Aim: Each line that contains the string "Andamento" counts once; report how many such lines appear in the data, as a number only.

Material provided:
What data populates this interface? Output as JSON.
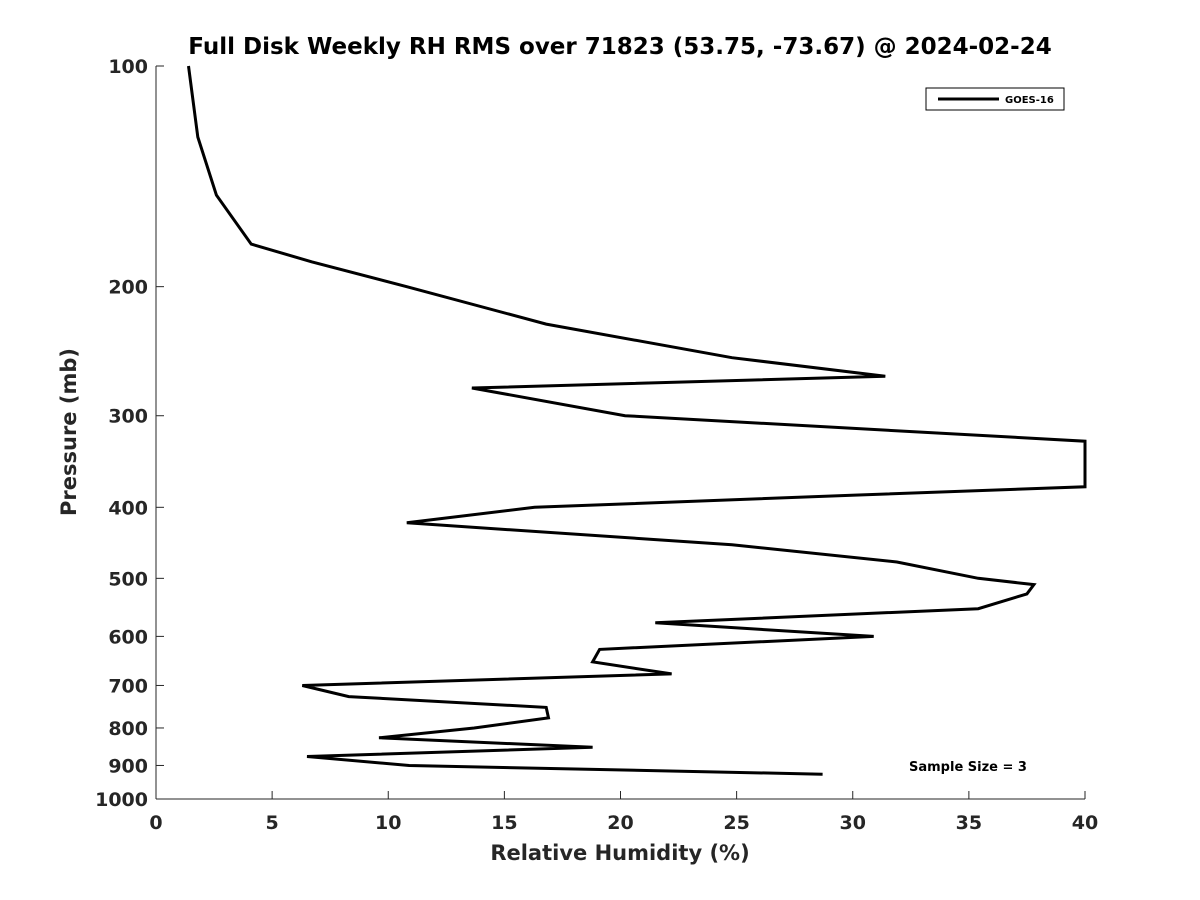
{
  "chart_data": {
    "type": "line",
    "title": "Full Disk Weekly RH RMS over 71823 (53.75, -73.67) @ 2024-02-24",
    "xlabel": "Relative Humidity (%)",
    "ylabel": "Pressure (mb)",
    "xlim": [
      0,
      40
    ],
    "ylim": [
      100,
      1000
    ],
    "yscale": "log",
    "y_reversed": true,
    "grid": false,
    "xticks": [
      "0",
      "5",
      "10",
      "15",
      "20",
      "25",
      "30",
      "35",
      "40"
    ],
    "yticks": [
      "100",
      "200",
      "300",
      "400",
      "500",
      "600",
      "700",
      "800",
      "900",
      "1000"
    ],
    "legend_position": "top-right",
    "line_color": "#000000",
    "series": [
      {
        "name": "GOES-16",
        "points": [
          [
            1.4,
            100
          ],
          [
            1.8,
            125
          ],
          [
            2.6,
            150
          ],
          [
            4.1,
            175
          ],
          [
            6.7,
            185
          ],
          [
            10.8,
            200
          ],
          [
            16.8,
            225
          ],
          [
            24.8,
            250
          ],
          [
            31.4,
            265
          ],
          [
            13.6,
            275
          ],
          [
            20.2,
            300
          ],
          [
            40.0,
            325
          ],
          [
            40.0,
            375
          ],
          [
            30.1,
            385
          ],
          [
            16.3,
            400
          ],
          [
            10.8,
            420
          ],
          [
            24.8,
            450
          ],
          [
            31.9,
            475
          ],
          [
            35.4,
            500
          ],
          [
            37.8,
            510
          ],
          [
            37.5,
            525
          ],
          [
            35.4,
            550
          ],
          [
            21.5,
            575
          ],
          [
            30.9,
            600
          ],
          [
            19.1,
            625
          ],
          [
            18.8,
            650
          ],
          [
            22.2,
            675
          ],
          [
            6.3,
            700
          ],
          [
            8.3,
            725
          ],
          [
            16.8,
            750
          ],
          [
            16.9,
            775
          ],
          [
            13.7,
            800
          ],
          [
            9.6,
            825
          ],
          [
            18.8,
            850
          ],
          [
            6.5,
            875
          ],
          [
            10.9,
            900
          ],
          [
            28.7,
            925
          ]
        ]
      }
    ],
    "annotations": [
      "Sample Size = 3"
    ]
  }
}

* * *

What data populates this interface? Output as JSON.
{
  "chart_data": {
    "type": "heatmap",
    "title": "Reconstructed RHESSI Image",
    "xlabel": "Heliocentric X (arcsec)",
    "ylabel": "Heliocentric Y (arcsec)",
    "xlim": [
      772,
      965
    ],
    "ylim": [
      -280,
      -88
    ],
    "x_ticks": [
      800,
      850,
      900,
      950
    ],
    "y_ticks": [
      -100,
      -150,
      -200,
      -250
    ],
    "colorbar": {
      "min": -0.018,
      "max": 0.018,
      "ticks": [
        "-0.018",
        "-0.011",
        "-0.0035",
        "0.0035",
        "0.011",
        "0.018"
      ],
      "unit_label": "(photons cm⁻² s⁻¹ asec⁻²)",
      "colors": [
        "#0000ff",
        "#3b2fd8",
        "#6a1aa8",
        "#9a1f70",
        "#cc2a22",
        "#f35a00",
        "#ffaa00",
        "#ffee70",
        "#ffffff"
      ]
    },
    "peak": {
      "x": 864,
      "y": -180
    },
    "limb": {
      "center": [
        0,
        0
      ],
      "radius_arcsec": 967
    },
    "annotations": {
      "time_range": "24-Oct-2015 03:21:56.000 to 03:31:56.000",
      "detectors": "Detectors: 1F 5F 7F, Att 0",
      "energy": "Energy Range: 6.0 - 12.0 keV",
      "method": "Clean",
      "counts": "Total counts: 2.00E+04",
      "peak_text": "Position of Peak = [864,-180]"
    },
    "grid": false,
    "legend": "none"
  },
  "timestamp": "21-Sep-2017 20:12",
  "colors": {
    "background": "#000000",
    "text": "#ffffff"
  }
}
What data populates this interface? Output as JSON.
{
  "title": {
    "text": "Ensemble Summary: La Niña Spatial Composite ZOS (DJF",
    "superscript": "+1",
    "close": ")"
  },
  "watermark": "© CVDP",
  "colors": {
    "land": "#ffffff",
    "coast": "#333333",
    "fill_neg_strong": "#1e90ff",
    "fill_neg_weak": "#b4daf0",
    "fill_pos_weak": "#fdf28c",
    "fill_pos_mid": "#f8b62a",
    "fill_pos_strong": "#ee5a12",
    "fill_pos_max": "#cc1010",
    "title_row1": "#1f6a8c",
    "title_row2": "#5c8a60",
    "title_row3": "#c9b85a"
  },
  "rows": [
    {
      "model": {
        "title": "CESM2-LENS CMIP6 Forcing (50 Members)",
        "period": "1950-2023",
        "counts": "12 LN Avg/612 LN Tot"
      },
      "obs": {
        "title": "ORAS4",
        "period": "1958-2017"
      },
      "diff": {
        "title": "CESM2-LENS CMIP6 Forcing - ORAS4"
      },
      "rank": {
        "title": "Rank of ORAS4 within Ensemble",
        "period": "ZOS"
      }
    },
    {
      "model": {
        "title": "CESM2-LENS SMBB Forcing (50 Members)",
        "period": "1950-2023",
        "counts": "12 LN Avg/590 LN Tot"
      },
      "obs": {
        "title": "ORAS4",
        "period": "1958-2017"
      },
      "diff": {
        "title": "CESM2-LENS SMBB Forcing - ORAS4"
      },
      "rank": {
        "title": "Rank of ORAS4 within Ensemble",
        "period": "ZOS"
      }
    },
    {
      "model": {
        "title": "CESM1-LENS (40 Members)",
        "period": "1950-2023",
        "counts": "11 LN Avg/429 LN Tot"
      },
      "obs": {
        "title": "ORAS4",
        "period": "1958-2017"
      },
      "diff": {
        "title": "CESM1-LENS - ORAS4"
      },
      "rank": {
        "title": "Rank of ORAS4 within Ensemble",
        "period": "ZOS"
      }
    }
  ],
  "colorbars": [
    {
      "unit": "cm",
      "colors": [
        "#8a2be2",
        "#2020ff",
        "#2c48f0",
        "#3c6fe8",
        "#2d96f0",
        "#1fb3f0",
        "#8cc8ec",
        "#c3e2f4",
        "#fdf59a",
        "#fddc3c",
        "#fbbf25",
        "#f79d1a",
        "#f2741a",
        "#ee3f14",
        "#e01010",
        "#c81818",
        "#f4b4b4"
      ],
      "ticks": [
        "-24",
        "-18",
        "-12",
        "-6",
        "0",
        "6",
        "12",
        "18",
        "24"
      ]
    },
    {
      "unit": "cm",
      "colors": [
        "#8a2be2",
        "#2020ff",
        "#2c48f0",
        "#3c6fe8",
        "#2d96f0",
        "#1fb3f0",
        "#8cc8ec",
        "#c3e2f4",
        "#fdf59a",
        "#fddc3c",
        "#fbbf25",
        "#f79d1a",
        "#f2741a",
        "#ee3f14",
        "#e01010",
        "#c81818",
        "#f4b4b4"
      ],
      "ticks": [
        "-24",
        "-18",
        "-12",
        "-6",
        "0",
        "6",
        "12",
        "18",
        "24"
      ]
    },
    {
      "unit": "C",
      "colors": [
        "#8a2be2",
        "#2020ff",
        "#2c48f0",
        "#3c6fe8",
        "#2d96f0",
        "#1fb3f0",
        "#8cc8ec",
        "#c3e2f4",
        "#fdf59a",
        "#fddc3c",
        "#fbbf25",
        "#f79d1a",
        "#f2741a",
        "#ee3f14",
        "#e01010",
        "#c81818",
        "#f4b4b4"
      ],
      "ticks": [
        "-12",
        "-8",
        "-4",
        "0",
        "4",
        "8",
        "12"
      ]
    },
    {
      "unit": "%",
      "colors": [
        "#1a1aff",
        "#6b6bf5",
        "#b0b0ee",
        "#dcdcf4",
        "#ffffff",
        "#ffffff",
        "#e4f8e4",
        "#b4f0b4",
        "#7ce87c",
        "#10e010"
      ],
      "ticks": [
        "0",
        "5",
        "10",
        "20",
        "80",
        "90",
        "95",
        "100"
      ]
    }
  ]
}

--

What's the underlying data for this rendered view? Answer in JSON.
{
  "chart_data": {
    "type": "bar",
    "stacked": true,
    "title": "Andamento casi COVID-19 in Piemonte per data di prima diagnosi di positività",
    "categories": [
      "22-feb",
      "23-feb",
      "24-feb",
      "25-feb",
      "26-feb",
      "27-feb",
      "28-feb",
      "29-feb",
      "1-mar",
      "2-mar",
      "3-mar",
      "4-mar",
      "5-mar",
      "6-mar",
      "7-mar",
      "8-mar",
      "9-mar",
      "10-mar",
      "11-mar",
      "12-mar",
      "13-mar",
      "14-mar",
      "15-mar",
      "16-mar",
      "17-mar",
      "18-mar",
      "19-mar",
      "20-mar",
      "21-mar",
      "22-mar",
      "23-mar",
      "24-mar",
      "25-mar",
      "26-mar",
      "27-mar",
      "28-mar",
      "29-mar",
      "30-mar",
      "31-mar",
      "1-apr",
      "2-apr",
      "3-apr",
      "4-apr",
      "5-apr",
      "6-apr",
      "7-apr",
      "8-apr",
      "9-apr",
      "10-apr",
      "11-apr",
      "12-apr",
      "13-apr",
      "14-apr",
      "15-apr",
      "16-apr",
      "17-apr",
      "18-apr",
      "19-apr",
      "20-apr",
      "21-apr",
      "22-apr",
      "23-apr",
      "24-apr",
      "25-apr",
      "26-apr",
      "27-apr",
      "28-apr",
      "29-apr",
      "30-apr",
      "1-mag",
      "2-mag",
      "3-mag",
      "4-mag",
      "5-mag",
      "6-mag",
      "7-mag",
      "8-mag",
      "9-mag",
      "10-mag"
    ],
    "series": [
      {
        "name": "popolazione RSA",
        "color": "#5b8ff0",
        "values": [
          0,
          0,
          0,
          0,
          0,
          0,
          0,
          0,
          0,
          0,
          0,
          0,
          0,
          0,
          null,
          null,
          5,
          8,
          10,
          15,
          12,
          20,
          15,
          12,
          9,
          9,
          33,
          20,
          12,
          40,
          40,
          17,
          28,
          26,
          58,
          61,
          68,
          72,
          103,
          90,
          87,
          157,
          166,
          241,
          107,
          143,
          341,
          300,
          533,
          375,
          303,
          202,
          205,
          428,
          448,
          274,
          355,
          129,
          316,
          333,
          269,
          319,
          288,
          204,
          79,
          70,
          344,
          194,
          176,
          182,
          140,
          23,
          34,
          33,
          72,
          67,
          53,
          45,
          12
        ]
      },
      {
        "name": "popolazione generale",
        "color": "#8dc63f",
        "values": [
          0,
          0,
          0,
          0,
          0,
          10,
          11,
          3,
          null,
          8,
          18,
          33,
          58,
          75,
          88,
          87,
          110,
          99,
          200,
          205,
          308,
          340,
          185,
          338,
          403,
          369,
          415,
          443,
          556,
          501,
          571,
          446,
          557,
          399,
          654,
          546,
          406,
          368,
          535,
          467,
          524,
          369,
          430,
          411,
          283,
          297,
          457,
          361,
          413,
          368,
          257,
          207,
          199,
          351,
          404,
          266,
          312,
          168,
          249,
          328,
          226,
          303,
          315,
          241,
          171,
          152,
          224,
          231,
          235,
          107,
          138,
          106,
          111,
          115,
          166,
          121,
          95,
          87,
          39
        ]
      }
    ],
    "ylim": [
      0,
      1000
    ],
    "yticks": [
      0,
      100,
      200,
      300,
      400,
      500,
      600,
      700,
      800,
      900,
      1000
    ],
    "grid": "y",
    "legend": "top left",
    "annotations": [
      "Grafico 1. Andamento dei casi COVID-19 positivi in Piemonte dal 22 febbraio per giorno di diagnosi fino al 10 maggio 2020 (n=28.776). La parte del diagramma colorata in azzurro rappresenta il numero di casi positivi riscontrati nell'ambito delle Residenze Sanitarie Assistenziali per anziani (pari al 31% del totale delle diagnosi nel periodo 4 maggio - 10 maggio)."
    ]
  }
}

Solution: 2